• SHORT TASK: Lift out each line of the data that holds "from".
....
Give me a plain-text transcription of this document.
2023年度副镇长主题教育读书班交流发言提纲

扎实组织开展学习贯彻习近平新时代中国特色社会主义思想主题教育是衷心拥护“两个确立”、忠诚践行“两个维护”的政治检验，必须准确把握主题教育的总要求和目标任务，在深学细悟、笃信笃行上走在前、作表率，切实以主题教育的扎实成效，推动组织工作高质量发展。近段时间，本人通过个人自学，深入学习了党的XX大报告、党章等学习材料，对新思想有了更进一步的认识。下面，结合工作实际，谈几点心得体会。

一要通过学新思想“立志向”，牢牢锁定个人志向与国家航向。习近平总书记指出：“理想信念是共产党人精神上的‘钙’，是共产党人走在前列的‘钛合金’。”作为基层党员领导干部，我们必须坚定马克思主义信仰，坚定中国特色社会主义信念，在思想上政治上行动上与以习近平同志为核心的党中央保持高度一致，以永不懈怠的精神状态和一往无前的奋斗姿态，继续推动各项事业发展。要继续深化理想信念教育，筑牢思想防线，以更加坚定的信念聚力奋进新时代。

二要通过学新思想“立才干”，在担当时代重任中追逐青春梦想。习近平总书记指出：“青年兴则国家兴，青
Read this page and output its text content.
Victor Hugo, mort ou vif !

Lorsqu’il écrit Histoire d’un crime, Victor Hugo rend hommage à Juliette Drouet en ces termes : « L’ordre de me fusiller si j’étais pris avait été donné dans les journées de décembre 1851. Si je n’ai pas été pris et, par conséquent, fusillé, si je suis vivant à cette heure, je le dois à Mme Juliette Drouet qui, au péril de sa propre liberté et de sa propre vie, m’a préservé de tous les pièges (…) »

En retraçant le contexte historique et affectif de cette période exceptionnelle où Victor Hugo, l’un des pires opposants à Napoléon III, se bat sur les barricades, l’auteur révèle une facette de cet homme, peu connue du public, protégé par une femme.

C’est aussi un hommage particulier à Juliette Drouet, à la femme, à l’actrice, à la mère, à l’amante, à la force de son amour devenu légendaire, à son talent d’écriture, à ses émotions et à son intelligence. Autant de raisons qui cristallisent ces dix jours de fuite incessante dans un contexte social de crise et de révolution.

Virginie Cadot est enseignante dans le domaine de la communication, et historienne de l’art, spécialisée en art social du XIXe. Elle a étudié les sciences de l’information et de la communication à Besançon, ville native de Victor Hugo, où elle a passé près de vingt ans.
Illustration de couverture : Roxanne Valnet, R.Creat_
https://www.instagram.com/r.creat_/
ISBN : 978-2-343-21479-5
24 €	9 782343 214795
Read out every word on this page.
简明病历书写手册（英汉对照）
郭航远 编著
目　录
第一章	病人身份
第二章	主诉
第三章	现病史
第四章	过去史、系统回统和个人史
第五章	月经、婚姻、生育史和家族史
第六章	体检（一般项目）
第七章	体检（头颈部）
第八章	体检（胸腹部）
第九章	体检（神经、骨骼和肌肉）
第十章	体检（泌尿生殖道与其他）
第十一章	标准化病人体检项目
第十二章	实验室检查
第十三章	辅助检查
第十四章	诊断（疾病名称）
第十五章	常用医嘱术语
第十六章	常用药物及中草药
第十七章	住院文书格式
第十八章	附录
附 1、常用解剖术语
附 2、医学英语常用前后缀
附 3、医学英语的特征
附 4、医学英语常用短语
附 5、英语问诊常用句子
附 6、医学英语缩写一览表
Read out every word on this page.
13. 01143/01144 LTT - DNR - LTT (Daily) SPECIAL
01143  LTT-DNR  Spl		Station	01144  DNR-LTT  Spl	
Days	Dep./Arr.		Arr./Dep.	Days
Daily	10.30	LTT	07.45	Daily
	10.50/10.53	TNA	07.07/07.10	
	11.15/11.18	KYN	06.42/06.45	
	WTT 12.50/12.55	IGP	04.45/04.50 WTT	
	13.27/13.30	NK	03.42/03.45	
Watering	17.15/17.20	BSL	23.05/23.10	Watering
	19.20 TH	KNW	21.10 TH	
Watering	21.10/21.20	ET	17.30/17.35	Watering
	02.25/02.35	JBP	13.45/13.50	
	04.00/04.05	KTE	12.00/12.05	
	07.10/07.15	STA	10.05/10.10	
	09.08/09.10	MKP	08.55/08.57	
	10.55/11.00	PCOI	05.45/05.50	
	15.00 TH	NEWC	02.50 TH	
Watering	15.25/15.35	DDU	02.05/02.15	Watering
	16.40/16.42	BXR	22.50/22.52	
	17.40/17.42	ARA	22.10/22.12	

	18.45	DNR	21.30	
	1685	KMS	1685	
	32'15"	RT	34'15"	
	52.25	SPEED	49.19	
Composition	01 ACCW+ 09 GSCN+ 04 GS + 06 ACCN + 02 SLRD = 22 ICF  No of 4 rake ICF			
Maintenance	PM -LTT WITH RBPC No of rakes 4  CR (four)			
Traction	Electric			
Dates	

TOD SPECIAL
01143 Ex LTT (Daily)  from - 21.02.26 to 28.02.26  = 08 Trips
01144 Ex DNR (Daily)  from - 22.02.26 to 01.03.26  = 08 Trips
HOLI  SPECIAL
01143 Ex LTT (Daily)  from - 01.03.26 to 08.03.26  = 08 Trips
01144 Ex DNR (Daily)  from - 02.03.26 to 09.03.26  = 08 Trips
....
• RESULT FOR THIS TASK:
01143 Ex LTT (Daily)  from - 21.02.26 to 28.02.26  = 08 Trips
01144 Ex DNR (Daily)  from - 22.02.26 to 01.03.26  = 08 Trips
01143 Ex LTT (Daily)  from - 01.03.26 to 08.03.26  = 08 Trips
01144 Ex DNR (Daily)  from - 02.03.26 to 09.03.26  = 08 Trips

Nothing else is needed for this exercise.